**Supplied records:**
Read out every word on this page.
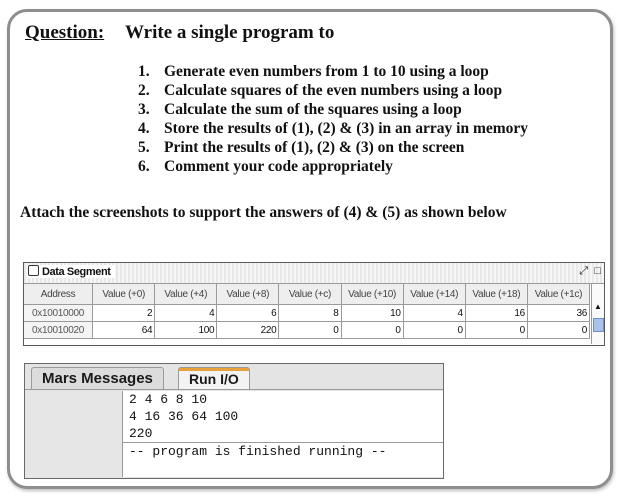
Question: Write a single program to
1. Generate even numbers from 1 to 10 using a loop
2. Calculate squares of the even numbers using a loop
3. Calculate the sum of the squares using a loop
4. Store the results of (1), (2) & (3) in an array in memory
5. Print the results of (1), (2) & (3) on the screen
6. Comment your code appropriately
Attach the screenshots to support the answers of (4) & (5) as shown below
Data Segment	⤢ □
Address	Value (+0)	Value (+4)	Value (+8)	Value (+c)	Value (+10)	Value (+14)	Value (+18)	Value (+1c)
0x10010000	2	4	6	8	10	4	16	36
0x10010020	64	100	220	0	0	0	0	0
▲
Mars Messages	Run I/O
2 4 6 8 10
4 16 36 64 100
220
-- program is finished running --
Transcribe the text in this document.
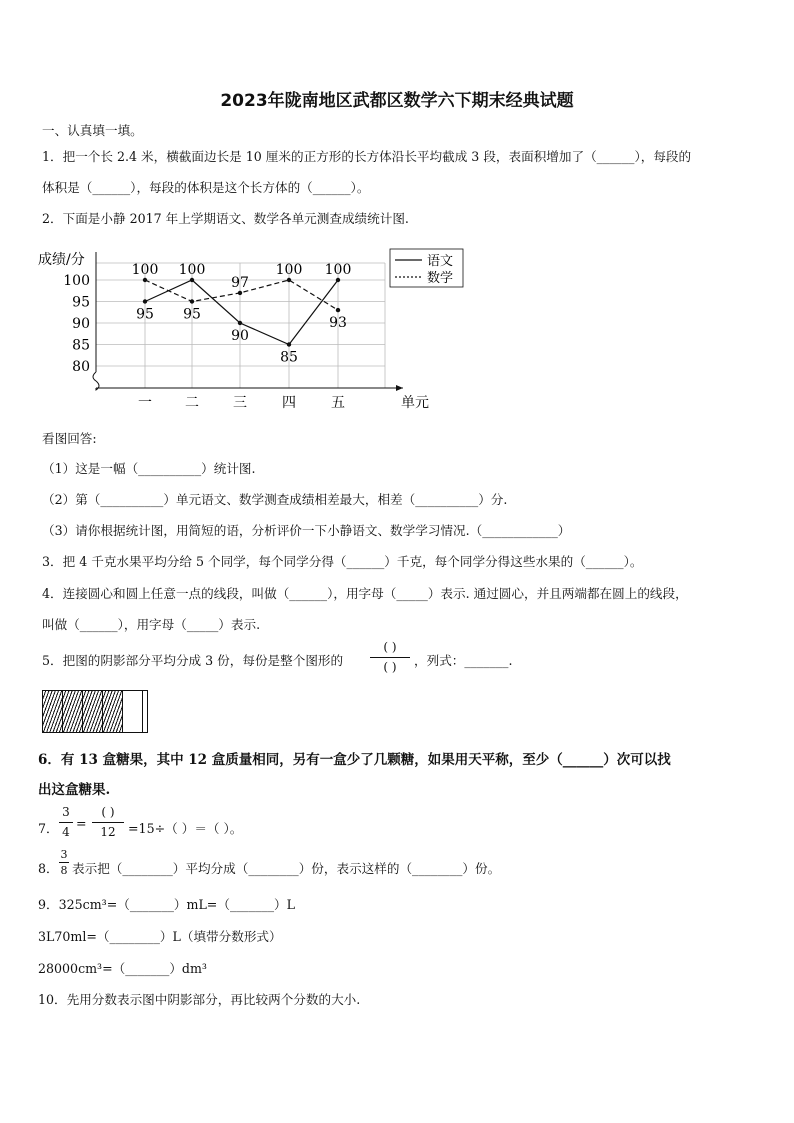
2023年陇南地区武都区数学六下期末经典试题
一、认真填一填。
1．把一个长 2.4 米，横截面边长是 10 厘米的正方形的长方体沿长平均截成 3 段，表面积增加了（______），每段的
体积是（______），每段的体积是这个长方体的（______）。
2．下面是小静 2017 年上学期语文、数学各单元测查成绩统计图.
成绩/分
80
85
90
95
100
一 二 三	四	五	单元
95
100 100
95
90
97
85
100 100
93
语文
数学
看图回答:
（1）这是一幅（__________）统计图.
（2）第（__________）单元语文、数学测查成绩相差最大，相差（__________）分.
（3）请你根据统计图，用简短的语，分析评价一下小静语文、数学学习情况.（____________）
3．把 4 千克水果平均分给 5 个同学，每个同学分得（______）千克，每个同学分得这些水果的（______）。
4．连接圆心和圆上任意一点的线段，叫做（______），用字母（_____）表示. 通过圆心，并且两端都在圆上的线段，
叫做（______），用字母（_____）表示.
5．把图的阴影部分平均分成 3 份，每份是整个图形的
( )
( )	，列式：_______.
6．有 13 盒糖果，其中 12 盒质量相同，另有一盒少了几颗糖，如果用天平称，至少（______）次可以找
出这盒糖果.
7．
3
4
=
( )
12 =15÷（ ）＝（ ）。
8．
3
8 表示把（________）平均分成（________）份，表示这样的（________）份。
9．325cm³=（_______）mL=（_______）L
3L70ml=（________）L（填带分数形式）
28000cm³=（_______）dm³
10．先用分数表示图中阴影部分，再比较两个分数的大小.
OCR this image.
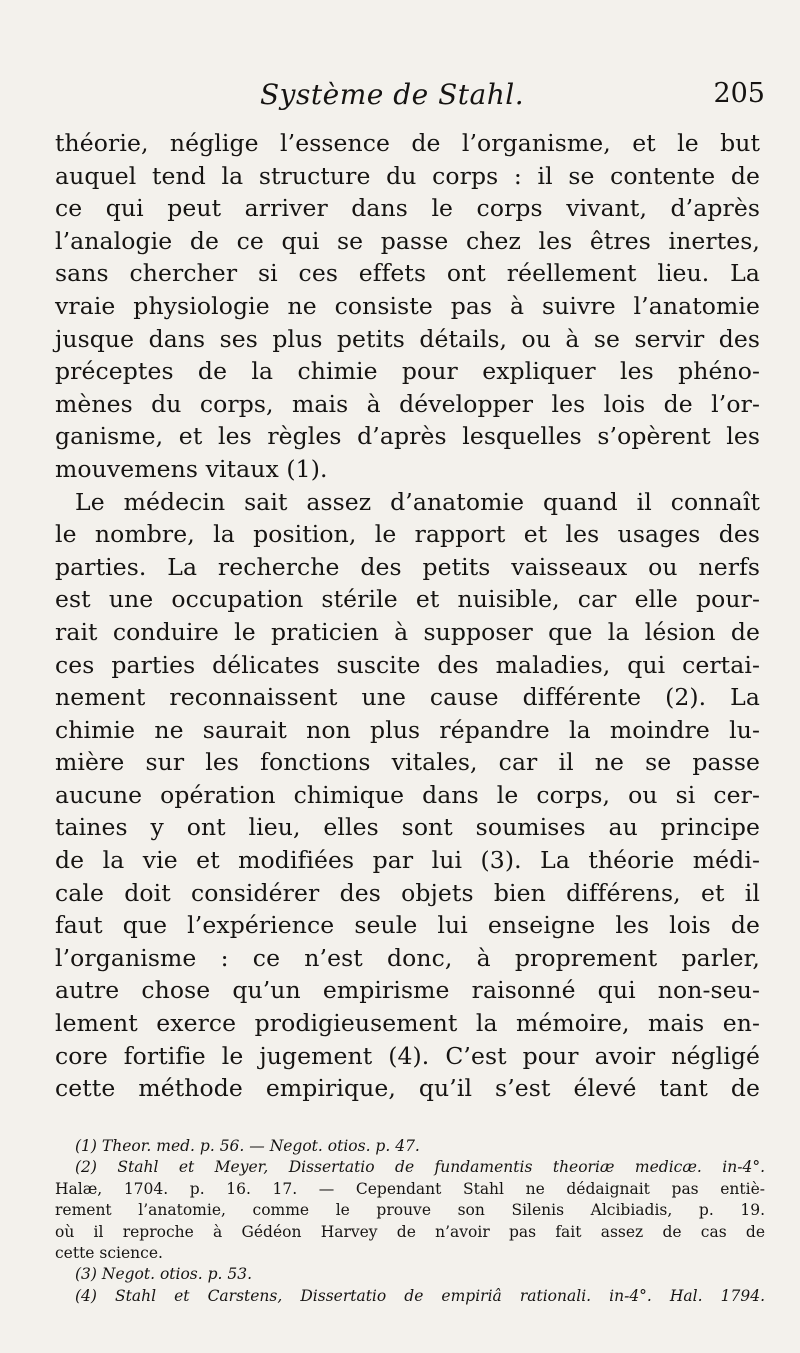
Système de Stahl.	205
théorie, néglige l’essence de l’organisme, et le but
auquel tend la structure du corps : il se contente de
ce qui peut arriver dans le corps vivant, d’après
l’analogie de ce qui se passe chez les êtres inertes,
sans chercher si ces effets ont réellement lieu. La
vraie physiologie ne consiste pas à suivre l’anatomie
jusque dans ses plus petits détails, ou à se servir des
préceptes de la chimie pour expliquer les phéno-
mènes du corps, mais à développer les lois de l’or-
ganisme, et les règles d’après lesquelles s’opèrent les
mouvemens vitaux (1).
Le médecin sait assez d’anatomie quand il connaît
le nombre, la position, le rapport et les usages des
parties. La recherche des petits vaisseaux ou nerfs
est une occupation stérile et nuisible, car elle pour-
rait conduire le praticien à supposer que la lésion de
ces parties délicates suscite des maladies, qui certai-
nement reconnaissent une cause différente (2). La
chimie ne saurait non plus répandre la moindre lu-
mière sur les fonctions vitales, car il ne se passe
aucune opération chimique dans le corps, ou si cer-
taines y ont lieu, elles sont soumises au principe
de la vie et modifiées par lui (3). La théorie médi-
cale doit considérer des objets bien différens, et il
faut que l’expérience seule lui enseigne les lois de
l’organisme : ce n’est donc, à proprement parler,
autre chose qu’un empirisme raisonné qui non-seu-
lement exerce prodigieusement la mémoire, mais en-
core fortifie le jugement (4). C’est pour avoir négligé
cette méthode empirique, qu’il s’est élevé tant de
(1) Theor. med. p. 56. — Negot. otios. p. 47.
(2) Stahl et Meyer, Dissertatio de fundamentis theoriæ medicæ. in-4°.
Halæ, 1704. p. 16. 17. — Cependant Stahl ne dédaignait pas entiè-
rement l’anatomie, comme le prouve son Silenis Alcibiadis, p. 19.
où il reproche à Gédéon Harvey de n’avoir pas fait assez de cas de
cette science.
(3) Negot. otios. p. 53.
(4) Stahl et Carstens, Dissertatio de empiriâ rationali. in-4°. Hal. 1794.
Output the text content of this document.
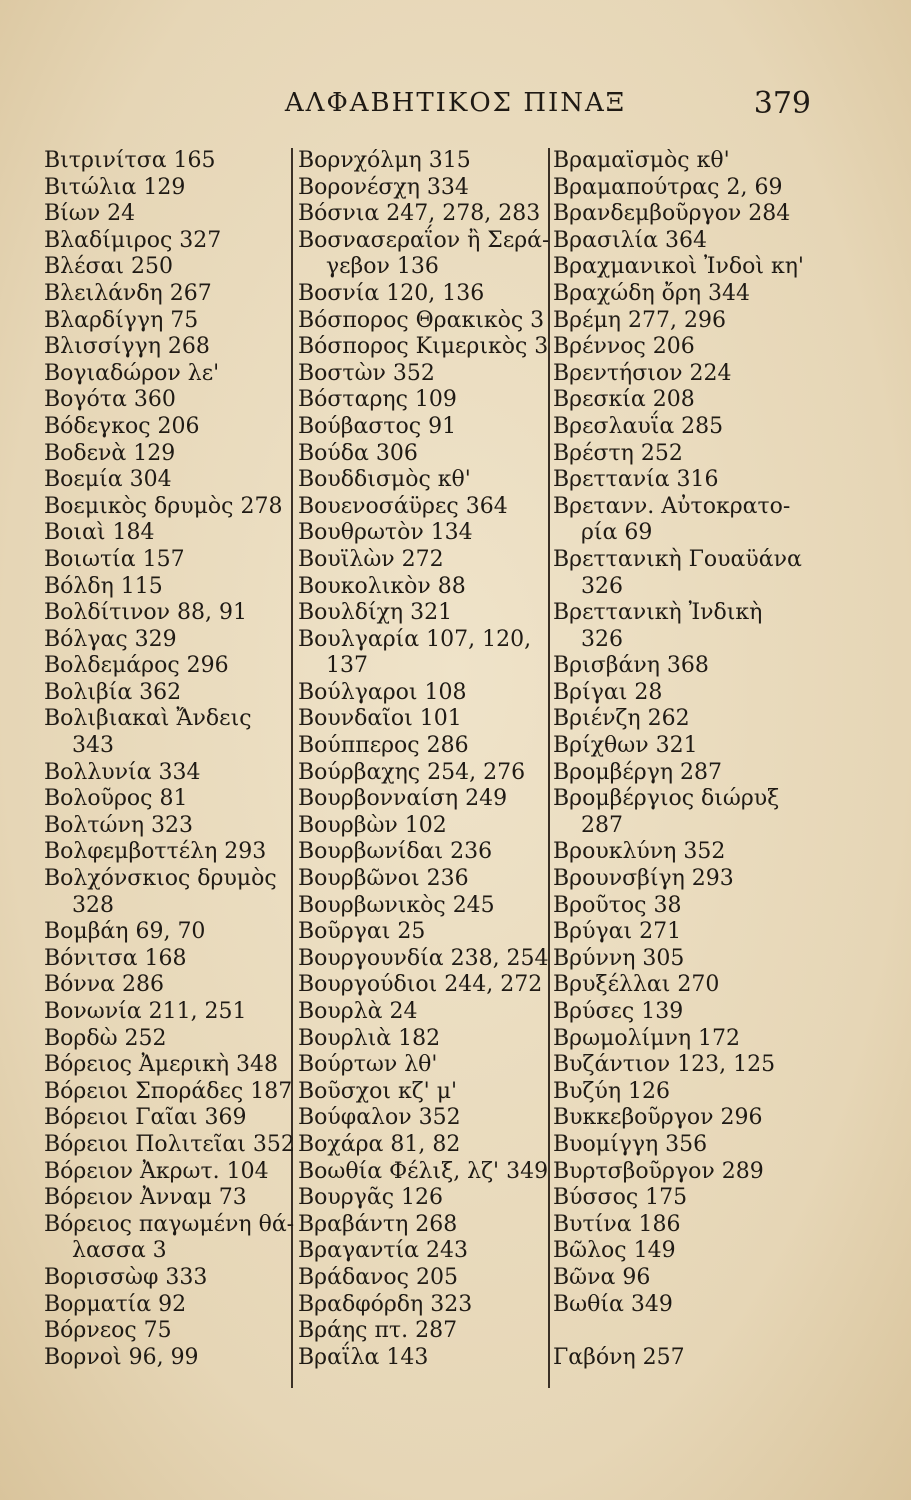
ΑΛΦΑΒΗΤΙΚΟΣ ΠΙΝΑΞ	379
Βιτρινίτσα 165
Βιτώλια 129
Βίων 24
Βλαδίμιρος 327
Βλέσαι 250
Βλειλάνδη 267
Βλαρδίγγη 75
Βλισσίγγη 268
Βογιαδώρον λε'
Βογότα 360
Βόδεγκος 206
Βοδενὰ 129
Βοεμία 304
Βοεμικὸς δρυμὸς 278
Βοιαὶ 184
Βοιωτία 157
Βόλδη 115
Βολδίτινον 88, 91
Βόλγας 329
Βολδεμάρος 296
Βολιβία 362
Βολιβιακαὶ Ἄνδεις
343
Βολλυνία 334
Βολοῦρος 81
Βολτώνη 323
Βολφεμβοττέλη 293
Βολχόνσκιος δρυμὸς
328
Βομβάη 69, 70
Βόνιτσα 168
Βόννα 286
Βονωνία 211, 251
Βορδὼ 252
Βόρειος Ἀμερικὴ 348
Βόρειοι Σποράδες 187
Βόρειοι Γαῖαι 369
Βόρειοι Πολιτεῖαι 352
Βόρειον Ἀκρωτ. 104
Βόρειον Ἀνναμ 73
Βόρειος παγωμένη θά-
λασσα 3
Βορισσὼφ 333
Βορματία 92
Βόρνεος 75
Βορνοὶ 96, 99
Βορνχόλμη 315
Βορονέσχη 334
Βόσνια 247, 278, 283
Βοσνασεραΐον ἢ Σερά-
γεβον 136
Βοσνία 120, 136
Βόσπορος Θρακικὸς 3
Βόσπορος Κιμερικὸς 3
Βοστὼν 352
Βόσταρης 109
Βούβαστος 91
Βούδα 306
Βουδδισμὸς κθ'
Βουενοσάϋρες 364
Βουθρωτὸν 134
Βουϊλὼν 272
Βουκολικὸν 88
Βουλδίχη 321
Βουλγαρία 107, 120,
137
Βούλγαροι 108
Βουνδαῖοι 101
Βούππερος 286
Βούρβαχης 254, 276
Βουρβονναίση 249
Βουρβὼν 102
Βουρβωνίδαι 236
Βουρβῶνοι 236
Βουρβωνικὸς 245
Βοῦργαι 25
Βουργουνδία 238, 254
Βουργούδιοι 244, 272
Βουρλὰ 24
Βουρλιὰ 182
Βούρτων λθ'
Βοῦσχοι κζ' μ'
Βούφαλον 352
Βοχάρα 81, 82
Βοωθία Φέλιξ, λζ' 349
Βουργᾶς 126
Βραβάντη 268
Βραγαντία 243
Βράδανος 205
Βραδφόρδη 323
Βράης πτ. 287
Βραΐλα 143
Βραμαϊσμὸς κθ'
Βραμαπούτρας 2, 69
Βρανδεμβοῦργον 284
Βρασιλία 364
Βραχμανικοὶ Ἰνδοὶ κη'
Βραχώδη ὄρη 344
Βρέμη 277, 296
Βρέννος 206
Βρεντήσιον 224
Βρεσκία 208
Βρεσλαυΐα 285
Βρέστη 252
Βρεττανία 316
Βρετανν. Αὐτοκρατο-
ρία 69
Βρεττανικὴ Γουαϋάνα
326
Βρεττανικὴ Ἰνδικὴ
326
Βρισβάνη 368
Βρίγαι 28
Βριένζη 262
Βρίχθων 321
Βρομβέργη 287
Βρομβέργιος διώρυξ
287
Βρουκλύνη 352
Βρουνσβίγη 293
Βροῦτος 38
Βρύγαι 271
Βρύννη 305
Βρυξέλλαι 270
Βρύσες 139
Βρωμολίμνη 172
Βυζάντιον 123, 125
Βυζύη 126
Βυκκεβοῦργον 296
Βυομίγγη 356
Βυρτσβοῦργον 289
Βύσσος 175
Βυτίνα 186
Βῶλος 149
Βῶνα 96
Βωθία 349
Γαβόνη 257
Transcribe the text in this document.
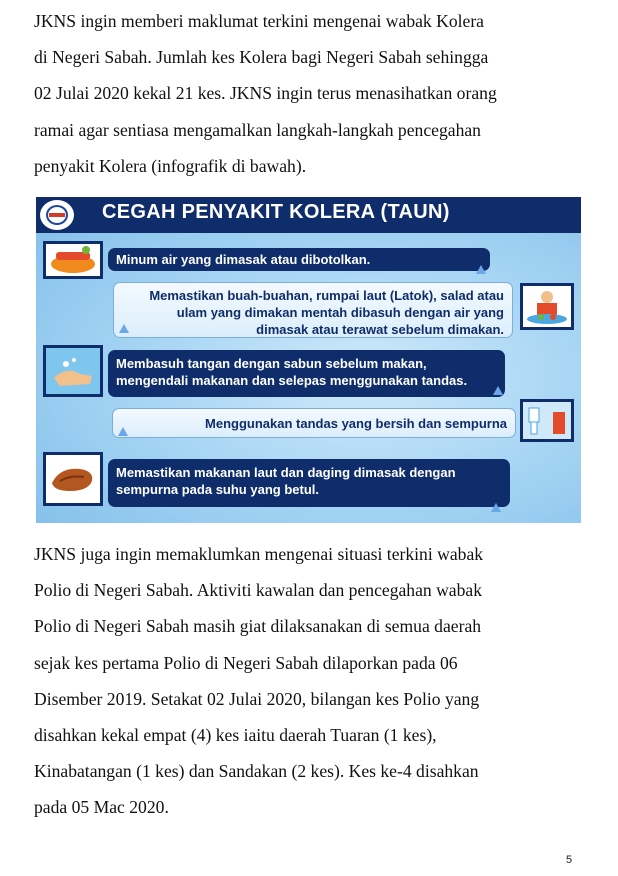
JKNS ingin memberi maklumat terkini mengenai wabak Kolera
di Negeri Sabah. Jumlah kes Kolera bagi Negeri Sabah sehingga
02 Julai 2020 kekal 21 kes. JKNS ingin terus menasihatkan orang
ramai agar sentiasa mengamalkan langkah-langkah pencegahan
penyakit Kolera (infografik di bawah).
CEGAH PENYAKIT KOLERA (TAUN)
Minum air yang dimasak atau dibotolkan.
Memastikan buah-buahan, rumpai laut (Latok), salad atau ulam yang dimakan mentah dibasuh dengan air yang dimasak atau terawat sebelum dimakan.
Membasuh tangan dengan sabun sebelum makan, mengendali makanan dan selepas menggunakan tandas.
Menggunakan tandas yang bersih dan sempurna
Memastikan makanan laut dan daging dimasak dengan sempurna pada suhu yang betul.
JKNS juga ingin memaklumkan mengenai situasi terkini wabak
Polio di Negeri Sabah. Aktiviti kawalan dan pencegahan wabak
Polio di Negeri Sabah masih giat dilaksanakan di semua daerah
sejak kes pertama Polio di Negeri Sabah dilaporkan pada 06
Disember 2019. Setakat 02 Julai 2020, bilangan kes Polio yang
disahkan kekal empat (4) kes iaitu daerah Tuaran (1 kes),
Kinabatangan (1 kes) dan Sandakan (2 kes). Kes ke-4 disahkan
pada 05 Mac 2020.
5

**What is required:**
Note every line above where the string "petits" shows up, and copy those lines.

**Written solution:**
jusque dans ses plus petits détails, ou à se servir des
parties. La recherche des petits vaisseaux ou nerfs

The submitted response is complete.